▸ **The records**
'''

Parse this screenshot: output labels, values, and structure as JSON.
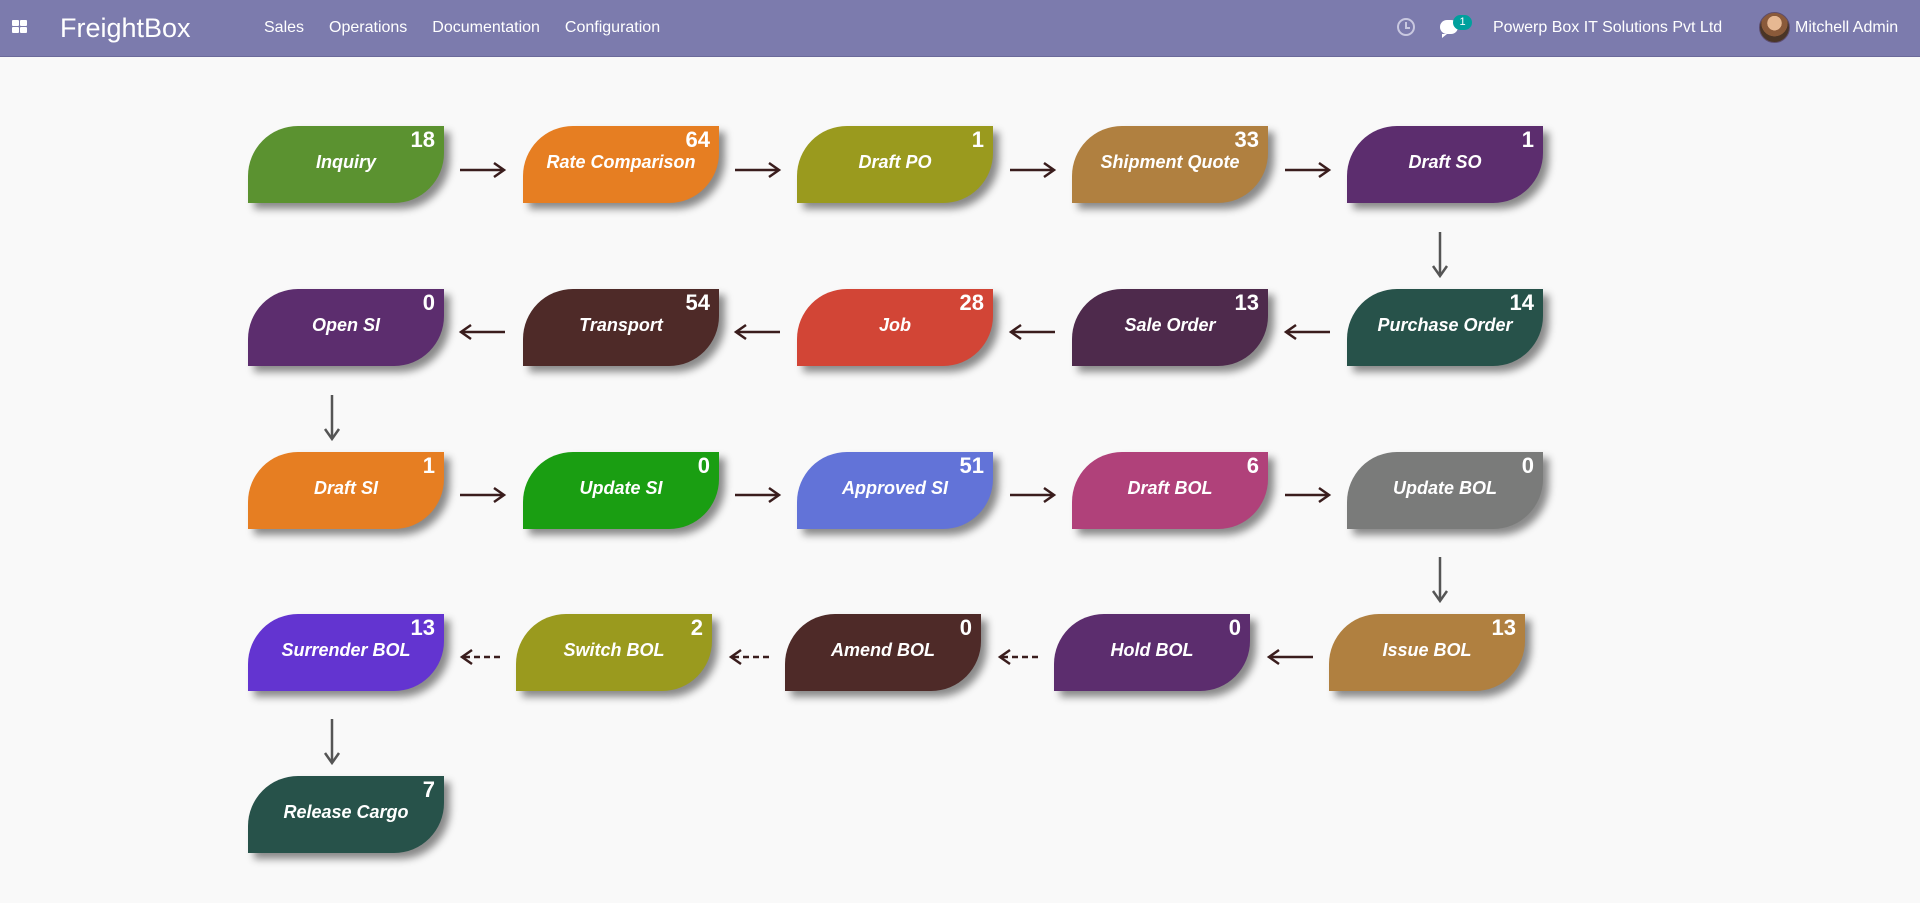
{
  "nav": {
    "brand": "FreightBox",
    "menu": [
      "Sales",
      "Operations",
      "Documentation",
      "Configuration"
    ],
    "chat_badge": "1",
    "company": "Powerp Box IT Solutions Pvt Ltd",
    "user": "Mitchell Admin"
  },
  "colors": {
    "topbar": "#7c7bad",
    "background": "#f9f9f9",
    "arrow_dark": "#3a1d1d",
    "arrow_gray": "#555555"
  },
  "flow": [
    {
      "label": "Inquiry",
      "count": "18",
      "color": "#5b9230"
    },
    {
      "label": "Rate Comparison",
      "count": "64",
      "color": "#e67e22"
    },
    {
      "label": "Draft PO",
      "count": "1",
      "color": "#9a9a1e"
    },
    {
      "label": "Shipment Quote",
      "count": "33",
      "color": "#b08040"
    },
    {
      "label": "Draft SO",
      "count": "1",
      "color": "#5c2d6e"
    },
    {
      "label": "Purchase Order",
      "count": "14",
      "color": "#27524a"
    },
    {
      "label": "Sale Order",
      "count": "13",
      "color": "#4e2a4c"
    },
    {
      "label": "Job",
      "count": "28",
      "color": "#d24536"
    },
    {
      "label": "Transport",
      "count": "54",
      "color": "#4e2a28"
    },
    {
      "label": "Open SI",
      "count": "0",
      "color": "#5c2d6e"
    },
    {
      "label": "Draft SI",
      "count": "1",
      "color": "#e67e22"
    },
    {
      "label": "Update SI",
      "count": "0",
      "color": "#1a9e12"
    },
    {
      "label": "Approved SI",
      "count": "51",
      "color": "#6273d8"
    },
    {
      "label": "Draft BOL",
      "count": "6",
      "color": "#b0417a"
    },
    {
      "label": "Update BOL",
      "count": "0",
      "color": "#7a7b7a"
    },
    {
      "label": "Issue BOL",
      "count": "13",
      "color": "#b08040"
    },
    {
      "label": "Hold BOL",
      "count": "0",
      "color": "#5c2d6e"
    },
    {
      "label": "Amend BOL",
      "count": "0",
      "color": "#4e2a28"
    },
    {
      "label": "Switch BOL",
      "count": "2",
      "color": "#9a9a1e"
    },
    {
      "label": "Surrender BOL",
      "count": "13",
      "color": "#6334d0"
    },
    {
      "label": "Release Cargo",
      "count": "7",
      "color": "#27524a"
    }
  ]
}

'''

▸ **Work to be completed**
Without the pictures, retype the whole of the material above exactly.

▸ **Final result**
Parse this screenshot: output labels, values, and structure as JSON.
{
  "nav": {
    "brand": "FreightBox",
    "menu": [
      "Sales",
      "Operations",
      "Documentation",
      "Configuration"
    ],
    "chat_badge": "1",
    "company": "Powerp Box IT Solutions Pvt Ltd",
    "user": "Mitchell Admin"
  },
  "colors": {
    "topbar": "#7c7bad",
    "background": "#f9f9f9",
    "arrow_dark": "#3a1d1d",
    "arrow_gray": "#555555"
  },
  "flow": [
    {
      "label": "Inquiry",
      "count": "18",
      "color": "#5b9230"
    },
    {
      "label": "Rate Comparison",
      "count": "64",
      "color": "#e67e22"
    },
    {
      "label": "Draft PO",
      "count": "1",
      "color": "#9a9a1e"
    },
    {
      "label": "Shipment Quote",
      "count": "33",
      "color": "#b08040"
    },
    {
      "label": "Draft SO",
      "count": "1",
      "color": "#5c2d6e"
    },
    {
      "label": "Purchase Order",
      "count": "14",
      "color": "#27524a"
    },
    {
      "label": "Sale Order",
      "count": "13",
      "color": "#4e2a4c"
    },
    {
      "label": "Job",
      "count": "28",
      "color": "#d24536"
    },
    {
      "label": "Transport",
      "count": "54",
      "color": "#4e2a28"
    },
    {
      "label": "Open SI",
      "count": "0",
      "color": "#5c2d6e"
    },
    {
      "label": "Draft SI",
      "count": "1",
      "color": "#e67e22"
    },
    {
      "label": "Update SI",
      "count": "0",
      "color": "#1a9e12"
    },
    {
      "label": "Approved SI",
      "count": "51",
      "color": "#6273d8"
    },
    {
      "label": "Draft BOL",
      "count": "6",
      "color": "#b0417a"
    },
    {
      "label": "Update BOL",
      "count": "0",
      "color": "#7a7b7a"
    },
    {
      "label": "Issue BOL",
      "count": "13",
      "color": "#b08040"
    },
    {
      "label": "Hold BOL",
      "count": "0",
      "color": "#5c2d6e"
    },
    {
      "label": "Amend BOL",
      "count": "0",
      "color": "#4e2a28"
    },
    {
      "label": "Switch BOL",
      "count": "2",
      "color": "#9a9a1e"
    },
    {
      "label": "Surrender BOL",
      "count": "13",
      "color": "#6334d0"
    },
    {
      "label": "Release Cargo",
      "count": "7",
      "color": "#27524a"
    }
  ]
}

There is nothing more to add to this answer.